# [Aim of the exercise]
In this exercise, reproduce all the entries that follow exactly.

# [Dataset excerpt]

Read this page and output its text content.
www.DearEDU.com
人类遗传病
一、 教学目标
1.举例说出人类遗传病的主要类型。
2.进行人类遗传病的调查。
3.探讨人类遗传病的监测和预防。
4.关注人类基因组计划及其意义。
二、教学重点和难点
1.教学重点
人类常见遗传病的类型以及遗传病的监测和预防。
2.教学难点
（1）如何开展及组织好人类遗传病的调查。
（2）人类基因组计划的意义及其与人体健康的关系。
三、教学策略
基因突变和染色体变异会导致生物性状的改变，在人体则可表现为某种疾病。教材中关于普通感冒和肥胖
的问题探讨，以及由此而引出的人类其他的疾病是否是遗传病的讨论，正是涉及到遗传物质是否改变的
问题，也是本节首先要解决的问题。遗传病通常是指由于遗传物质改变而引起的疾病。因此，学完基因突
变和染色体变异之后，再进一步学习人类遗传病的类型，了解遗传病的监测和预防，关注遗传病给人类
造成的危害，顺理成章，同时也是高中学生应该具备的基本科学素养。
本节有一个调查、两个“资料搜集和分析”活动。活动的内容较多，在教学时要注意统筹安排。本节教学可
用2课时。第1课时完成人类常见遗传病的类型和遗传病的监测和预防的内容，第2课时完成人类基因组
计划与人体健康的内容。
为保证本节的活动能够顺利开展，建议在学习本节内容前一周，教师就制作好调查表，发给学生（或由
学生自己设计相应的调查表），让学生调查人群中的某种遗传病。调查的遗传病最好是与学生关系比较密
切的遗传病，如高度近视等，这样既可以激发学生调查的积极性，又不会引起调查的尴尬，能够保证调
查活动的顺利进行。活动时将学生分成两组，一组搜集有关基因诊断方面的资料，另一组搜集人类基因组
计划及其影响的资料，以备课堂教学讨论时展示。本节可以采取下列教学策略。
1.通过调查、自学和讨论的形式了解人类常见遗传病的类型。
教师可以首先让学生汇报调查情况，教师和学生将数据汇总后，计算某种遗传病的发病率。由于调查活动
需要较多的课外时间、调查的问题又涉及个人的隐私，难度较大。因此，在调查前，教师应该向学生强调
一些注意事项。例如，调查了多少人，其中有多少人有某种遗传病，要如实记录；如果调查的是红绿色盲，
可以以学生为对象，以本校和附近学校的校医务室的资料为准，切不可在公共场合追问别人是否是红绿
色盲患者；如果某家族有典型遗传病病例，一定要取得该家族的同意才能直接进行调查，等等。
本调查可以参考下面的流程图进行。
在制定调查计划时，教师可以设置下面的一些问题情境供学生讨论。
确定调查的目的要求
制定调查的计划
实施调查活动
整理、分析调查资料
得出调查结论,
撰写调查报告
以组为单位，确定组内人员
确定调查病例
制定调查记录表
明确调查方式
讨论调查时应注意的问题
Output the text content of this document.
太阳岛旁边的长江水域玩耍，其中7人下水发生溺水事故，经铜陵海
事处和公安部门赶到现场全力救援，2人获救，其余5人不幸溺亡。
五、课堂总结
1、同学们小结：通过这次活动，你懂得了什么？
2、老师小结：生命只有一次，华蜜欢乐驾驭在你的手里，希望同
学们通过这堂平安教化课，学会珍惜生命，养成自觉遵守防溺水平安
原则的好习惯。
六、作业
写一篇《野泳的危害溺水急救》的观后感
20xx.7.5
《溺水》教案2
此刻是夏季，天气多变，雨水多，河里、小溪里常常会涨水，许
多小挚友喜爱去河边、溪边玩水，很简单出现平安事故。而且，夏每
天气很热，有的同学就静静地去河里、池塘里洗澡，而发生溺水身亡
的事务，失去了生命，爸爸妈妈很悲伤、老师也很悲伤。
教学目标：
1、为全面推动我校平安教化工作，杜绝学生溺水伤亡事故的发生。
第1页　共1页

# [Exercise solution]
Read this page and output its text content.
www.DearEDU.com
人类遗传病
一、 教学目标
1.举例说出人类遗传病的主要类型。
2.进行人类遗传病的调查。
3.探讨人类遗传病的监测和预防。
4.关注人类基因组计划及其意义。
二、教学重点和难点
1.教学重点
人类常见遗传病的类型以及遗传病的监测和预防。
2.教学难点
（1）如何开展及组织好人类遗传病的调查。
（2）人类基因组计划的意义及其与人体健康的关系。
三、教学策略
基因突变和染色体变异会导致生物性状的改变，在人体则可表现为某种疾病。教材中关于普通感冒和肥胖
的问题探讨，以及由此而引出的人类其他的疾病是否是遗传病的讨论，正是涉及到遗传物质是否改变的
问题，也是本节首先要解决的问题。遗传病通常是指由于遗传物质改变而引起的疾病。因此，学完基因突
变和染色体变异之后，再进一步学习人类遗传病的类型，了解遗传病的监测和预防，关注遗传病给人类
造成的危害，顺理成章，同时也是高中学生应该具备的基本科学素养。
本节有一个调查、两个“资料搜集和分析”活动。活动的内容较多，在教学时要注意统筹安排。本节教学可
用2课时。第1课时完成人类常见遗传病的类型和遗传病的监测和预防的内容，第2课时完成人类基因组
计划与人体健康的内容。
为保证本节的活动能够顺利开展，建议在学习本节内容前一周，教师就制作好调查表，发给学生（或由
学生自己设计相应的调查表），让学生调查人群中的某种遗传病。调查的遗传病最好是与学生关系比较密
切的遗传病，如高度近视等，这样既可以激发学生调查的积极性，又不会引起调查的尴尬，能够保证调
查活动的顺利进行。活动时将学生分成两组，一组搜集有关基因诊断方面的资料，另一组搜集人类基因组
计划及其影响的资料，以备课堂教学讨论时展示。本节可以采取下列教学策略。
1.通过调查、自学和讨论的形式了解人类常见遗传病的类型。
教师可以首先让学生汇报调查情况，教师和学生将数据汇总后，计算某种遗传病的发病率。由于调查活动
需要较多的课外时间、调查的问题又涉及个人的隐私，难度较大。因此，在调查前，教师应该向学生强调
一些注意事项。例如，调查了多少人，其中有多少人有某种遗传病，要如实记录；如果调查的是红绿色盲，
可以以学生为对象，以本校和附近学校的校医务室的资料为准，切不可在公共场合追问别人是否是红绿
色盲患者；如果某家族有典型遗传病病例，一定要取得该家族的同意才能直接进行调查，等等。
本调查可以参考下面的流程图进行。
在制定调查计划时，教师可以设置下面的一些问题情境供学生讨论。
确定调查的目的要求
制定调查的计划
实施调查活动
整理、分析调查资料
得出调查结论,
撰写调查报告
以组为单位，确定组内人员
确定调查病例
制定调查记录表
明确调查方式
讨论调查时应注意的问题
Output the text content of this document.
太阳岛旁边的长江水域玩耍，其中7人下水发生溺水事故，经铜陵海
事处和公安部门赶到现场全力救援，2人获救，其余5人不幸溺亡。
五、课堂总结
1、同学们小结：通过这次活动，你懂得了什么？
2、老师小结：生命只有一次，华蜜欢乐驾驭在你的手里，希望同
学们通过这堂平安教化课，学会珍惜生命，养成自觉遵守防溺水平安
原则的好习惯。
六、作业
写一篇《野泳的危害溺水急救》的观后感
20xx.7.5
《溺水》教案2
此刻是夏季，天气多变，雨水多，河里、小溪里常常会涨水，许
多小挚友喜爱去河边、溪边玩水，很简单出现平安事故。而且，夏每
天气很热，有的同学就静静地去河里、池塘里洗澡，而发生溺水身亡
的事务，失去了生命，爸爸妈妈很悲伤、老师也很悲伤。
教学目标：
1、为全面推动我校平安教化工作，杜绝学生溺水伤亡事故的发生。
第1页　共1页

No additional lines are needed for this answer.